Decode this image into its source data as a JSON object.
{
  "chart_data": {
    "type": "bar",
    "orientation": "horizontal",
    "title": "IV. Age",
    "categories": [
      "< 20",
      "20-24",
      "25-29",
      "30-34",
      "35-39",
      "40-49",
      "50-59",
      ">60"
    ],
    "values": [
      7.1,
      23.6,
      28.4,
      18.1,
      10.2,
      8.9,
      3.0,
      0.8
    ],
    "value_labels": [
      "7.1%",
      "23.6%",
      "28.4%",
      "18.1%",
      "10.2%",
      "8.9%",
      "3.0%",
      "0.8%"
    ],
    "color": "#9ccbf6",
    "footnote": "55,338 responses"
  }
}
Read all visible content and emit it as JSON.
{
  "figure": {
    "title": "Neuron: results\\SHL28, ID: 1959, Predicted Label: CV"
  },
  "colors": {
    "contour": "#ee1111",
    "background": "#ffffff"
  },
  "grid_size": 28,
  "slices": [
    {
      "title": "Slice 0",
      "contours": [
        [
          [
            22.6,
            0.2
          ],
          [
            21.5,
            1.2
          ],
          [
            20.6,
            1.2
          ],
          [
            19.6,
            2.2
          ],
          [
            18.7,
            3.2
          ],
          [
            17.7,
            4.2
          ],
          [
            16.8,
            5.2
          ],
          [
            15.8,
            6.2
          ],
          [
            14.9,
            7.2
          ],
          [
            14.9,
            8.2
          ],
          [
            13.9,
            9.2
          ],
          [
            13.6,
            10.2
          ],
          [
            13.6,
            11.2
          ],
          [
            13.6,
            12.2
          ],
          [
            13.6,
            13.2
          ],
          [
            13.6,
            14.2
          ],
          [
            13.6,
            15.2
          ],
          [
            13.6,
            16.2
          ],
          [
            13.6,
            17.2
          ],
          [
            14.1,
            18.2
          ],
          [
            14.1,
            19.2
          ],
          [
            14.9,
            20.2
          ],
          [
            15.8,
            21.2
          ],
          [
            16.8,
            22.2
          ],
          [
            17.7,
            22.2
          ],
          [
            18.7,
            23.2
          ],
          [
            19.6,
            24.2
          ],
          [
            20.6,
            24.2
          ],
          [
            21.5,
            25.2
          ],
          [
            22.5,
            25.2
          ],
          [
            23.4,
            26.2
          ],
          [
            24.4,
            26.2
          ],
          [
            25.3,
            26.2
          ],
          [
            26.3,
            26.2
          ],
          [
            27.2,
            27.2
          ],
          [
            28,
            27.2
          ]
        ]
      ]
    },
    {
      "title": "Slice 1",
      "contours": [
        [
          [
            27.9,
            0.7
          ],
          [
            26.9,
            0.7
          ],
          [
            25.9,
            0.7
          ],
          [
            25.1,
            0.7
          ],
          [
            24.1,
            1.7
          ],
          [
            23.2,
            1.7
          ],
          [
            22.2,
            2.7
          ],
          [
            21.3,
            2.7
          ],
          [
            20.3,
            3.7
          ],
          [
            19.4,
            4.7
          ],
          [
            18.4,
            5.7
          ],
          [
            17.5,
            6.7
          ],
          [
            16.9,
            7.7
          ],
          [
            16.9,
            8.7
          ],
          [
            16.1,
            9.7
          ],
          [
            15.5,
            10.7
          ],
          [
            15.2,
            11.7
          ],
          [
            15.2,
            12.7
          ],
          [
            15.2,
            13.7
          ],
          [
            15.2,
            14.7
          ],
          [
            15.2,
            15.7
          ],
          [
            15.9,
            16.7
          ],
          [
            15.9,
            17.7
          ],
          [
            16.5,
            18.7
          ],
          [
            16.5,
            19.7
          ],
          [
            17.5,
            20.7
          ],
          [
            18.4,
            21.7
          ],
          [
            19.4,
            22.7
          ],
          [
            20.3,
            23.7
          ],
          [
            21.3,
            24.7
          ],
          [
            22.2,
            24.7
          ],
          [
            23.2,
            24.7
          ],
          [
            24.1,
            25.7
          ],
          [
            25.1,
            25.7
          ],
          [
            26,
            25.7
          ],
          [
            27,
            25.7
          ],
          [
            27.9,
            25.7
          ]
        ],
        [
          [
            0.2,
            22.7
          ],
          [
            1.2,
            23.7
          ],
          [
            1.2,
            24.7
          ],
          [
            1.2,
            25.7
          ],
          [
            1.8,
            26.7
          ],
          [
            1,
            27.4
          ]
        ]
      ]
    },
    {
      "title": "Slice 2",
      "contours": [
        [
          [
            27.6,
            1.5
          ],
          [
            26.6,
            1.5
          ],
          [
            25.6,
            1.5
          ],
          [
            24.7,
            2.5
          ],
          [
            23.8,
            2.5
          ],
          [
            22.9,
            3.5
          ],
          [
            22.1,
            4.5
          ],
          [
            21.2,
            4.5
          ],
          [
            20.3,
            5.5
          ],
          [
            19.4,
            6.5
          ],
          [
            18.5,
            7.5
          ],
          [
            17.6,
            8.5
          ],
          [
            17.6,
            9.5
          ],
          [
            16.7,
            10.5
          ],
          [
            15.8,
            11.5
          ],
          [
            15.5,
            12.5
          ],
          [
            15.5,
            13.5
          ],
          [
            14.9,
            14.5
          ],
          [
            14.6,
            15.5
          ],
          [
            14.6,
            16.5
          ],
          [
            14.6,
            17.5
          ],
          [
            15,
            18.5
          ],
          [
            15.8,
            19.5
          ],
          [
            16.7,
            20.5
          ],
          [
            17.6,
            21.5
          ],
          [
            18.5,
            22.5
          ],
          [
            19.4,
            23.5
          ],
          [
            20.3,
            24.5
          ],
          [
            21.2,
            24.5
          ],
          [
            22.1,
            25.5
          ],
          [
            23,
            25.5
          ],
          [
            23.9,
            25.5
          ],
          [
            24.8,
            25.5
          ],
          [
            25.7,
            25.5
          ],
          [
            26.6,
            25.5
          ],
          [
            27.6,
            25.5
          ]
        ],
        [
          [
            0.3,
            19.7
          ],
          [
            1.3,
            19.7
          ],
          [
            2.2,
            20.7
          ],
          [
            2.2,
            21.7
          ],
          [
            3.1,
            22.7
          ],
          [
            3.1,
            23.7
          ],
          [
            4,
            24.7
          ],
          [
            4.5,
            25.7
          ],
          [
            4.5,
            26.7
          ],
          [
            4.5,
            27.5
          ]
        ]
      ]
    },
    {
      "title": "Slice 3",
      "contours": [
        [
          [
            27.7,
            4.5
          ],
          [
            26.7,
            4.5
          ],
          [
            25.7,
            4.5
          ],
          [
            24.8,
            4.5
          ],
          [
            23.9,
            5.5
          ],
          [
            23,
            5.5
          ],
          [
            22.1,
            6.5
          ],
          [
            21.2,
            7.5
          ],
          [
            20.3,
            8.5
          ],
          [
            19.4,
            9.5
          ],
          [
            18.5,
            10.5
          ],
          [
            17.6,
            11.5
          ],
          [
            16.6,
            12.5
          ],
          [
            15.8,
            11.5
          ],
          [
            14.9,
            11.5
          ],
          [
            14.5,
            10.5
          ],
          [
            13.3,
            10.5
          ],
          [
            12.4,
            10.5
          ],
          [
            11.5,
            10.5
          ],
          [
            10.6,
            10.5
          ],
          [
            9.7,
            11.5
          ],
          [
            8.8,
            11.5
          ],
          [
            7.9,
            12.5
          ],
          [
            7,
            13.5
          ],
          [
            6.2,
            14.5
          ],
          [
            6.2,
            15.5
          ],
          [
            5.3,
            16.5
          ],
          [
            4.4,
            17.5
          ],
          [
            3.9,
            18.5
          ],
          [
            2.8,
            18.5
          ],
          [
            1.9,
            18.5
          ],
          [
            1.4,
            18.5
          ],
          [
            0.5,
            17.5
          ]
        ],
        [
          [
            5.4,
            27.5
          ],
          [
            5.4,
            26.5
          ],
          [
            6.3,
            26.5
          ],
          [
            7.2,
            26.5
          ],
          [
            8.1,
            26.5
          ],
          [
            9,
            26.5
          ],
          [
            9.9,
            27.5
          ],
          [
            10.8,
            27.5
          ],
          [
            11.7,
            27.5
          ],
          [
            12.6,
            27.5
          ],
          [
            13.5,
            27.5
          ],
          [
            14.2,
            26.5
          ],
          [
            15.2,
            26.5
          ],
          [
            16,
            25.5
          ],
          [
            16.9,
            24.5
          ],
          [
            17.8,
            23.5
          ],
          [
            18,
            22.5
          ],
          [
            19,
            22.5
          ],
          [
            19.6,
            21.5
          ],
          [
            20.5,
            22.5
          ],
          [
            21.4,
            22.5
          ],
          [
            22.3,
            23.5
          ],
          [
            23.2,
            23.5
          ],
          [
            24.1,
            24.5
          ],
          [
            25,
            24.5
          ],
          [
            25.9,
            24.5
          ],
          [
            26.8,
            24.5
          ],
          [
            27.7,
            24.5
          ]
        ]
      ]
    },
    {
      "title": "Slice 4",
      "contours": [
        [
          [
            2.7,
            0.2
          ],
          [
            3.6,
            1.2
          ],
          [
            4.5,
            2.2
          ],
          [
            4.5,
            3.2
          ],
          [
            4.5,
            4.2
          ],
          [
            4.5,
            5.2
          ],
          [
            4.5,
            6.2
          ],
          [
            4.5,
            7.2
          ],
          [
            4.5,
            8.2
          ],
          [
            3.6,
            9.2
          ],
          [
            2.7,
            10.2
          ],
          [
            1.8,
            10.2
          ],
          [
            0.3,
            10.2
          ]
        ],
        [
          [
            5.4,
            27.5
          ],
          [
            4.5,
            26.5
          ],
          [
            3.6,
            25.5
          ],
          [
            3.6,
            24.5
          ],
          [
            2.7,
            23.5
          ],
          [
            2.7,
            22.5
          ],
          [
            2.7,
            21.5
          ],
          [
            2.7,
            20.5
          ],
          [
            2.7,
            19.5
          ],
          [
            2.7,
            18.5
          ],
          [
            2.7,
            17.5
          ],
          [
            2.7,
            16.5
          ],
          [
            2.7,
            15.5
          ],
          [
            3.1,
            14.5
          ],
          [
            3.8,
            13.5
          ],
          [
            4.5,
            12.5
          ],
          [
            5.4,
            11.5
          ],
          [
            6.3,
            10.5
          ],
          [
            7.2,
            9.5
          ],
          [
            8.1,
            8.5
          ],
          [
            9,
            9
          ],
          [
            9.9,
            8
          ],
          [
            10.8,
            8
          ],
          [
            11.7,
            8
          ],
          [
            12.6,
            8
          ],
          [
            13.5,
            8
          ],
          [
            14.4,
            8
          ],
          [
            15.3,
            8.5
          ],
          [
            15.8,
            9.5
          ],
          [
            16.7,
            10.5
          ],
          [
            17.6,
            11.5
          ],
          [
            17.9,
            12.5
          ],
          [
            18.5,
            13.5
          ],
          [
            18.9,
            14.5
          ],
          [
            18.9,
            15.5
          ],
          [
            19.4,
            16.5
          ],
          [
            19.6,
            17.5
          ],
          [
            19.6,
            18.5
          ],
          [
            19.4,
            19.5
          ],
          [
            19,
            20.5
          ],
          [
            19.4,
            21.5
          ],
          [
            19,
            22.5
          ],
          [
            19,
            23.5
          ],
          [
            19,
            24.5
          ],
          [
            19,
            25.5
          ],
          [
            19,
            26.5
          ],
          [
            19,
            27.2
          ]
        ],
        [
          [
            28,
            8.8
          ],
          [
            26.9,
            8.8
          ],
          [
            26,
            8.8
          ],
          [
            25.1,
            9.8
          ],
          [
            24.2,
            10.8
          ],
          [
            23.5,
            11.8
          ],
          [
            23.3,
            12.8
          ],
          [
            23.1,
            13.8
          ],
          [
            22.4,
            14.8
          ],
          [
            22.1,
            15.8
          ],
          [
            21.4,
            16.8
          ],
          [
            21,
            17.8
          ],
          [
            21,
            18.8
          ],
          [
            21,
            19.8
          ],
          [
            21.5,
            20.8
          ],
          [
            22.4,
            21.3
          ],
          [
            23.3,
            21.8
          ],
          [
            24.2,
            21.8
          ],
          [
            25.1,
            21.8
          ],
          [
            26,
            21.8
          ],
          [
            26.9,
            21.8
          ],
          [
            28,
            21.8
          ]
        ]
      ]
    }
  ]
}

***

> [What needs to be done]: Return every line above in which the string "JSON" occurs.

> [Result of this task]:
Decode this image into its source data as a JSON object.
Read all visible content and emit it as JSON.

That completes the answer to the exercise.